-- PROBLEM TO SOLVE --
Pick out each line below containing "this".

-- RECORDS SUPPLIED --
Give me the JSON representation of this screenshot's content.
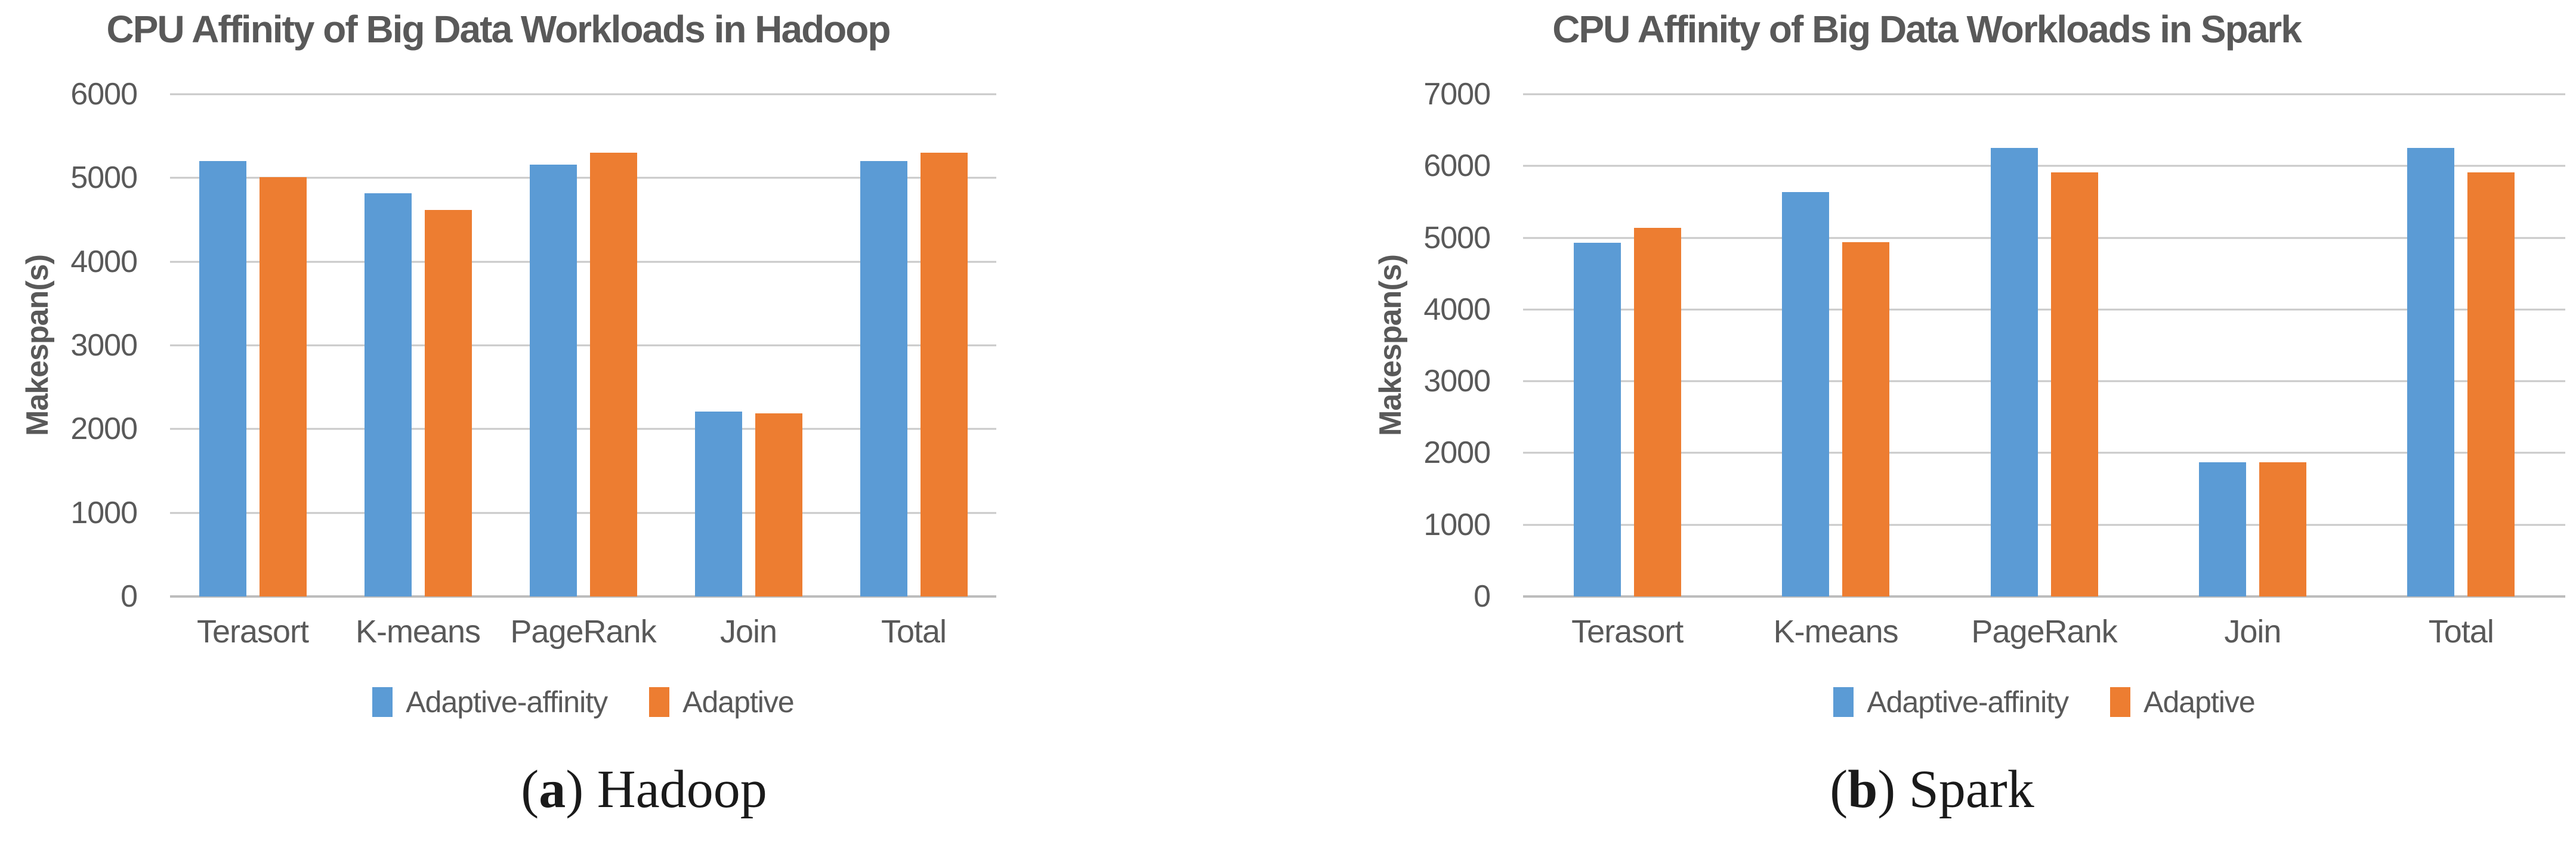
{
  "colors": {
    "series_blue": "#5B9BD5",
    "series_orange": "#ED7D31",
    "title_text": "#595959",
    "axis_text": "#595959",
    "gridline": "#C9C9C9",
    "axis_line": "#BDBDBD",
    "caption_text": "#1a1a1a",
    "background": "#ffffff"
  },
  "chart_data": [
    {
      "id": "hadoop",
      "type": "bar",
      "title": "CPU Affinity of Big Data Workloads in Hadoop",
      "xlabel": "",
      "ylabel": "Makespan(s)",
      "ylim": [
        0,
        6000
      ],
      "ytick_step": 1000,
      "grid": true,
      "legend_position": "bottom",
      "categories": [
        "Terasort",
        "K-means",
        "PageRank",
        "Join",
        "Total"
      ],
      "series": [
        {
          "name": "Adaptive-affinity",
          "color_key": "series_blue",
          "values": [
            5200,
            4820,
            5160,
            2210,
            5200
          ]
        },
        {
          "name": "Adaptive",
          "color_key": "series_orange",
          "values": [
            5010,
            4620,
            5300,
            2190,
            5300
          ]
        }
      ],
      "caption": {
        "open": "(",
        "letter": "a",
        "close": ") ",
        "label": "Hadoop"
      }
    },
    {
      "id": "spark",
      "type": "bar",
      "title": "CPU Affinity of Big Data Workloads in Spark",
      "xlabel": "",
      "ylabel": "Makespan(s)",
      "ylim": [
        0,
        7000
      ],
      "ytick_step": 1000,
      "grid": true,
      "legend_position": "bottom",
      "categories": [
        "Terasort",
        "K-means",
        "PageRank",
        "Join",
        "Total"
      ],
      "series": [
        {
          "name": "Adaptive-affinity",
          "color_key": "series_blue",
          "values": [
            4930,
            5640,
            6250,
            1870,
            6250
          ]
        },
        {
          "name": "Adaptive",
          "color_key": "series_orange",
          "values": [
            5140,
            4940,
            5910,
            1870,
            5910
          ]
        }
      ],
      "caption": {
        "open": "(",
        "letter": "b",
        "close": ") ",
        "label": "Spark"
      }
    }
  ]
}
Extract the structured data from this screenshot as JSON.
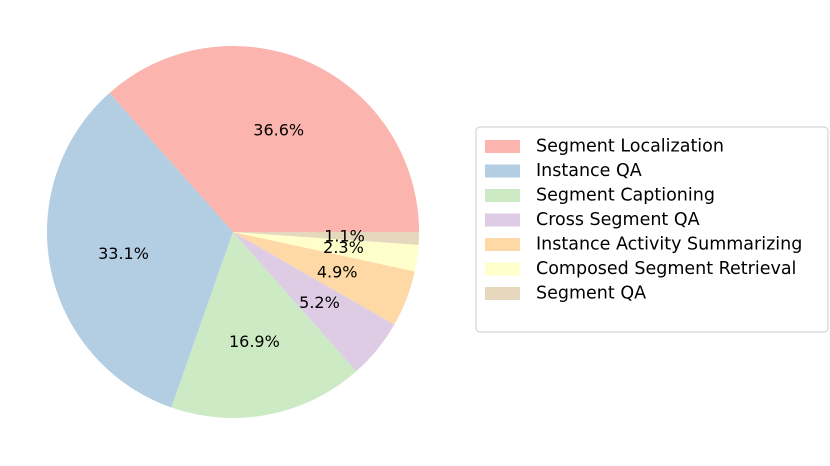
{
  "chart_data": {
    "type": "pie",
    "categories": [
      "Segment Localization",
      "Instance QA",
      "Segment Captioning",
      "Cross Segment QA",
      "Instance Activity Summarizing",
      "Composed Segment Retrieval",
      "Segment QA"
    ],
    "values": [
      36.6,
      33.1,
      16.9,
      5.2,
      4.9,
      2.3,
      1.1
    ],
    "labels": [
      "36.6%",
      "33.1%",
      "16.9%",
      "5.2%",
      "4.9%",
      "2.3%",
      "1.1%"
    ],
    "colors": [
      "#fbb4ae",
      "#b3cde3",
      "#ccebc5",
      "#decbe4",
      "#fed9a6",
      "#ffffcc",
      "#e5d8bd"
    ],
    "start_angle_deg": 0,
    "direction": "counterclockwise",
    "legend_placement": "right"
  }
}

-- OUTPUT --
Give me the JSON representation of this screenshot's content.
Extract the structured data from this screenshot as JSON.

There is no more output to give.